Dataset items
■ ■ ■

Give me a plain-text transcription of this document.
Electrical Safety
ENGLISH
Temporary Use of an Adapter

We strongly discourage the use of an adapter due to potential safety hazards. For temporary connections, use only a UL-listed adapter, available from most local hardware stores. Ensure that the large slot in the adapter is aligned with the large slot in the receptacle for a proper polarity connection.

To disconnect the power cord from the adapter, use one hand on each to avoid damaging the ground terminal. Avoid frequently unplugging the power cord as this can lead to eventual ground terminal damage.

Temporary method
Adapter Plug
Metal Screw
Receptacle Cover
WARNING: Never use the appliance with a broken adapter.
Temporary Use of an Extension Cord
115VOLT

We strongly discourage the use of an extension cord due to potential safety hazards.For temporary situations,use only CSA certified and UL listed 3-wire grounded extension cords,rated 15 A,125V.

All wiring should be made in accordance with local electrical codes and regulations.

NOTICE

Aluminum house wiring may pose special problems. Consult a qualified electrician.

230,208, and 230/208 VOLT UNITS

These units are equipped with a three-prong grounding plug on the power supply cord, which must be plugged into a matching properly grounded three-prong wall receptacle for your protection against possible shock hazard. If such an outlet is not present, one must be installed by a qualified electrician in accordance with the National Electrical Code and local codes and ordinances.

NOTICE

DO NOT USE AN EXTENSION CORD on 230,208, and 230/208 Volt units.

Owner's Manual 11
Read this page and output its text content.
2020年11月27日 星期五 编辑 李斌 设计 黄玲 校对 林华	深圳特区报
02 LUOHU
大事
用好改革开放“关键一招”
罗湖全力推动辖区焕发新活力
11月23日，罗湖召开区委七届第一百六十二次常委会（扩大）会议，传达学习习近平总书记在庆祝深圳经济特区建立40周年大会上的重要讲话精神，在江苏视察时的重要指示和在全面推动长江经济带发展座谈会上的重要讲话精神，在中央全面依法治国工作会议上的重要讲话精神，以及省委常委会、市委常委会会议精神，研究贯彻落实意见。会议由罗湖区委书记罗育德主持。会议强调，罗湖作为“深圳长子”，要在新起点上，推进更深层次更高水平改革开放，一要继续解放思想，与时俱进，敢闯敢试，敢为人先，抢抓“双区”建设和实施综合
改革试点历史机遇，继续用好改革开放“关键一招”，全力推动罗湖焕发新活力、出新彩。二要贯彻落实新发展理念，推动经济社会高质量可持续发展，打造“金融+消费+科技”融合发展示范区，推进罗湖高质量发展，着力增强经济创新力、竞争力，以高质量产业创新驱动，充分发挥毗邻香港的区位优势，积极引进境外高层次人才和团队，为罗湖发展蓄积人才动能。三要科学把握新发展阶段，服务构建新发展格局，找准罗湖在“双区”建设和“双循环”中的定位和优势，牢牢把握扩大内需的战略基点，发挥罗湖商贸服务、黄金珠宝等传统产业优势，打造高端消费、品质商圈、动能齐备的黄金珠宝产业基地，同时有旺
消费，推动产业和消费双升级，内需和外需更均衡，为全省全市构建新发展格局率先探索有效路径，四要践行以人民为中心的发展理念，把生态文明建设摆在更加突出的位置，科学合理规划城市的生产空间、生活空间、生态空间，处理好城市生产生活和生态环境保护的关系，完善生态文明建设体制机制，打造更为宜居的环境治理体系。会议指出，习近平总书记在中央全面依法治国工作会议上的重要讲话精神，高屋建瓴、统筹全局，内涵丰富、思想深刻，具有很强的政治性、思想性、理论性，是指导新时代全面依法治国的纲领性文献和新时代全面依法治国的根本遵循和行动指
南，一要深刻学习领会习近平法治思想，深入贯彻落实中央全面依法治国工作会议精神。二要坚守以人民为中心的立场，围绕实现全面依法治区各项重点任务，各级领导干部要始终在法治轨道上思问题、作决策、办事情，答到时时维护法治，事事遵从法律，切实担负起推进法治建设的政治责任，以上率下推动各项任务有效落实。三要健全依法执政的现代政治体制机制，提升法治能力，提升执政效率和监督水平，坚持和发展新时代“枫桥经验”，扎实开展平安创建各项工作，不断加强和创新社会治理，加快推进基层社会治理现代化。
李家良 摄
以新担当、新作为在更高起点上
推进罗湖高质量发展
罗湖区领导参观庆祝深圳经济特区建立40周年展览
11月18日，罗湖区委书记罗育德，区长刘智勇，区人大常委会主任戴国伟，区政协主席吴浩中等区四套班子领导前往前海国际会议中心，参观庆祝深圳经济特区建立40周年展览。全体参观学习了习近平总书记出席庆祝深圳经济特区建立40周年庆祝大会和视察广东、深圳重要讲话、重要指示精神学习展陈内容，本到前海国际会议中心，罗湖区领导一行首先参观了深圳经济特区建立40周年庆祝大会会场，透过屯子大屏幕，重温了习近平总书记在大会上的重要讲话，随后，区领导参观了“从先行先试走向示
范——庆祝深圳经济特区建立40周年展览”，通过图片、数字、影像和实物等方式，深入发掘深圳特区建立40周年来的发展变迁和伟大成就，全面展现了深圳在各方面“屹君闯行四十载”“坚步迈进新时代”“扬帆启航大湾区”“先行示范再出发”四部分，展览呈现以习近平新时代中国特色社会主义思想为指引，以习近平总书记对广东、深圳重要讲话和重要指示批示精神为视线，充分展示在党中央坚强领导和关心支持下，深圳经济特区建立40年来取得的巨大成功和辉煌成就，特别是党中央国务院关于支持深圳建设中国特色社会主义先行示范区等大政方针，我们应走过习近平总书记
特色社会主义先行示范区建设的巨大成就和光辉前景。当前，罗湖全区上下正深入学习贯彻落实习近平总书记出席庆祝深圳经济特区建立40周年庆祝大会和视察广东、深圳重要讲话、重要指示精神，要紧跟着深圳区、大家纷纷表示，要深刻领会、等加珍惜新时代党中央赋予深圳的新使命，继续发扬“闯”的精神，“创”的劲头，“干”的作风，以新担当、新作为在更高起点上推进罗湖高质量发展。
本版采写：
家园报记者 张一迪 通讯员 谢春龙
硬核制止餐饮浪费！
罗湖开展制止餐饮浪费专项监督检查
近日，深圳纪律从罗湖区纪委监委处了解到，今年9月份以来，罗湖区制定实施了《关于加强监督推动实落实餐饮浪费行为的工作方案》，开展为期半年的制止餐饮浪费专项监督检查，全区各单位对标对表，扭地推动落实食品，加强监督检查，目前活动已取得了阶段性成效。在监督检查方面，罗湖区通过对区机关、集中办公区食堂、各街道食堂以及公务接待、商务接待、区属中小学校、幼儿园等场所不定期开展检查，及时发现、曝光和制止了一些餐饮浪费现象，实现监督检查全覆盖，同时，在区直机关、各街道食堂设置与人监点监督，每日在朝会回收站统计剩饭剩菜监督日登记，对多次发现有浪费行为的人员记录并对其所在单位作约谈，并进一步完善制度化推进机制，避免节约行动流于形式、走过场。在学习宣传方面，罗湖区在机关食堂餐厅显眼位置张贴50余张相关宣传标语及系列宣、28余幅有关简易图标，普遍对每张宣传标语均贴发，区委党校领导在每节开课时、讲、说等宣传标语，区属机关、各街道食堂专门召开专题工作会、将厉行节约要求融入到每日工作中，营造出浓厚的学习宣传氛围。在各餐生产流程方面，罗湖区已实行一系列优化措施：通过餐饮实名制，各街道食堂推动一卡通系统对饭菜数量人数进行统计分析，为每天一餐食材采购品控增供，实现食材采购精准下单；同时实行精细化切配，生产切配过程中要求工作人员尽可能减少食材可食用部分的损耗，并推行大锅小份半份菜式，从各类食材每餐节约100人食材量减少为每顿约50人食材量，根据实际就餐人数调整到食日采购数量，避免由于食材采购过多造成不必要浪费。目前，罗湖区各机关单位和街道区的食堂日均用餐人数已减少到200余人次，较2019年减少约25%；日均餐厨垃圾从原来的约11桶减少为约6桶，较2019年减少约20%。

■ ■ ■

### Goal
Faithfully transcribe the whole of the data.

### Written answer
Give me a plain-text transcription of this document.
Electrical Safety
ENGLISH
Temporary Use of an Adapter

We strongly discourage the use of an adapter due to potential safety hazards. For temporary connections, use only a UL-listed adapter, available from most local hardware stores. Ensure that the large slot in the adapter is aligned with the large slot in the receptacle for a proper polarity connection.

To disconnect the power cord from the adapter, use one hand on each to avoid damaging the ground terminal. Avoid frequently unplugging the power cord as this can lead to eventual ground terminal damage.

Temporary method
Adapter Plug
Metal Screw
Receptacle Cover
WARNING: Never use the appliance with a broken adapter.
Temporary Use of an Extension Cord
115VOLT

We strongly discourage the use of an extension cord due to potential safety hazards.For temporary situations,use only CSA certified and UL listed 3-wire grounded extension cords,rated 15 A,125V.

All wiring should be made in accordance with local electrical codes and regulations.

NOTICE

Aluminum house wiring may pose special problems. Consult a qualified electrician.

230,208, and 230/208 VOLT UNITS

These units are equipped with a three-prong grounding plug on the power supply cord, which must be plugged into a matching properly grounded three-prong wall receptacle for your protection against possible shock hazard. If such an outlet is not present, one must be installed by a qualified electrician in accordance with the National Electrical Code and local codes and ordinances.

NOTICE

DO NOT USE AN EXTENSION CORD on 230,208, and 230/208 Volt units.

Owner's Manual 11
Read this page and output its text content.
2020年11月27日 星期五 编辑 李斌 设计 黄玲 校对 林华	深圳特区报
02 LUOHU
大事
用好改革开放“关键一招”
罗湖全力推动辖区焕发新活力
11月23日，罗湖召开区委七届第一百六十二次常委会（扩大）会议，传达学习习近平总书记在庆祝深圳经济特区建立40周年大会上的重要讲话精神，在江苏视察时的重要指示和在全面推动长江经济带发展座谈会上的重要讲话精神，在中央全面依法治国工作会议上的重要讲话精神，以及省委常委会、市委常委会会议精神，研究贯彻落实意见。会议由罗湖区委书记罗育德主持。会议强调，罗湖作为“深圳长子”，要在新起点上，推进更深层次更高水平改革开放，一要继续解放思想，与时俱进，敢闯敢试，敢为人先，抢抓“双区”建设和实施综合
改革试点历史机遇，继续用好改革开放“关键一招”，全力推动罗湖焕发新活力、出新彩。二要贯彻落实新发展理念，推动经济社会高质量可持续发展，打造“金融+消费+科技”融合发展示范区，推进罗湖高质量发展，着力增强经济创新力、竞争力，以高质量产业创新驱动，充分发挥毗邻香港的区位优势，积极引进境外高层次人才和团队，为罗湖发展蓄积人才动能。三要科学把握新发展阶段，服务构建新发展格局，找准罗湖在“双区”建设和“双循环”中的定位和优势，牢牢把握扩大内需的战略基点，发挥罗湖商贸服务、黄金珠宝等传统产业优势，打造高端消费、品质商圈、动能齐备的黄金珠宝产业基地，同时有旺
消费，推动产业和消费双升级，内需和外需更均衡，为全省全市构建新发展格局率先探索有效路径，四要践行以人民为中心的发展理念，把生态文明建设摆在更加突出的位置，科学合理规划城市的生产空间、生活空间、生态空间，处理好城市生产生活和生态环境保护的关系，完善生态文明建设体制机制，打造更为宜居的环境治理体系。会议指出，习近平总书记在中央全面依法治国工作会议上的重要讲话精神，高屋建瓴、统筹全局，内涵丰富、思想深刻，具有很强的政治性、思想性、理论性，是指导新时代全面依法治国的纲领性文献和新时代全面依法治国的根本遵循和行动指
南，一要深刻学习领会习近平法治思想，深入贯彻落实中央全面依法治国工作会议精神。二要坚守以人民为中心的立场，围绕实现全面依法治区各项重点任务，各级领导干部要始终在法治轨道上思问题、作决策、办事情，答到时时维护法治，事事遵从法律，切实担负起推进法治建设的政治责任，以上率下推动各项任务有效落实。三要健全依法执政的现代政治体制机制，提升法治能力，提升执政效率和监督水平，坚持和发展新时代“枫桥经验”，扎实开展平安创建各项工作，不断加强和创新社会治理，加快推进基层社会治理现代化。
李家良 摄
以新担当、新作为在更高起点上
推进罗湖高质量发展
罗湖区领导参观庆祝深圳经济特区建立40周年展览
11月18日，罗湖区委书记罗育德，区长刘智勇，区人大常委会主任戴国伟，区政协主席吴浩中等区四套班子领导前往前海国际会议中心，参观庆祝深圳经济特区建立40周年展览。全体参观学习了习近平总书记出席庆祝深圳经济特区建立40周年庆祝大会和视察广东、深圳重要讲话、重要指示精神学习展陈内容，本到前海国际会议中心，罗湖区领导一行首先参观了深圳经济特区建立40周年庆祝大会会场，透过屯子大屏幕，重温了习近平总书记在大会上的重要讲话，随后，区领导参观了“从先行先试走向示
范——庆祝深圳经济特区建立40周年展览”，通过图片、数字、影像和实物等方式，深入发掘深圳特区建立40周年来的发展变迁和伟大成就，全面展现了深圳在各方面“屹君闯行四十载”“坚步迈进新时代”“扬帆启航大湾区”“先行示范再出发”四部分，展览呈现以习近平新时代中国特色社会主义思想为指引，以习近平总书记对广东、深圳重要讲话和重要指示批示精神为视线，充分展示在党中央坚强领导和关心支持下，深圳经济特区建立40年来取得的巨大成功和辉煌成就，特别是党中央国务院关于支持深圳建设中国特色社会主义先行示范区等大政方针，我们应走过习近平总书记
特色社会主义先行示范区建设的巨大成就和光辉前景。当前，罗湖全区上下正深入学习贯彻落实习近平总书记出席庆祝深圳经济特区建立40周年庆祝大会和视察广东、深圳重要讲话、重要指示精神，要紧跟着深圳区、大家纷纷表示，要深刻领会、等加珍惜新时代党中央赋予深圳的新使命，继续发扬“闯”的精神，“创”的劲头，“干”的作风，以新担当、新作为在更高起点上推进罗湖高质量发展。
本版采写：
家园报记者 张一迪 通讯员 谢春龙
硬核制止餐饮浪费！
罗湖开展制止餐饮浪费专项监督检查
近日，深圳纪律从罗湖区纪委监委处了解到，今年9月份以来，罗湖区制定实施了《关于加强监督推动实落实餐饮浪费行为的工作方案》，开展为期半年的制止餐饮浪费专项监督检查，全区各单位对标对表，扭地推动落实食品，加强监督检查，目前活动已取得了阶段性成效。在监督检查方面，罗湖区通过对区机关、集中办公区食堂、各街道食堂以及公务接待、商务接待、区属中小学校、幼儿园等场所不定期开展检查，及时发现、曝光和制止了一些餐饮浪费现象，实现监督检查全覆盖，同时，在区直机关、各街道食堂设置与人监点监督，每日在朝会回收站统计剩饭剩菜监督日登记，对多次发现有浪费行为的人员记录并对其所在单位作约谈，并进一步完善制度化推进机制，避免节约行动流于形式、走过场。在学习宣传方面，罗湖区在机关食堂餐厅显眼位置张贴50余张相关宣传标语及系列宣、28余幅有关简易图标，普遍对每张宣传标语均贴发，区委党校领导在每节开课时、讲、说等宣传标语，区属机关、各街道食堂专门召开专题工作会、将厉行节约要求融入到每日工作中，营造出浓厚的学习宣传氛围。在各餐生产流程方面，罗湖区已实行一系列优化措施：通过餐饮实名制，各街道食堂推动一卡通系统对饭菜数量人数进行统计分析，为每天一餐食材采购品控增供，实现食材采购精准下单；同时实行精细化切配，生产切配过程中要求工作人员尽可能减少食材可食用部分的损耗，并推行大锅小份半份菜式，从各类食材每餐节约100人食材量减少为每顿约50人食材量，根据实际就餐人数调整到食日采购数量，避免由于食材采购过多造成不必要浪费。目前，罗湖区各机关单位和街道区的食堂日均用餐人数已减少到200余人次，较2019年减少约25%；日均餐厨垃圾从原来的约11桶减少为约6桶，较2019年减少约20%。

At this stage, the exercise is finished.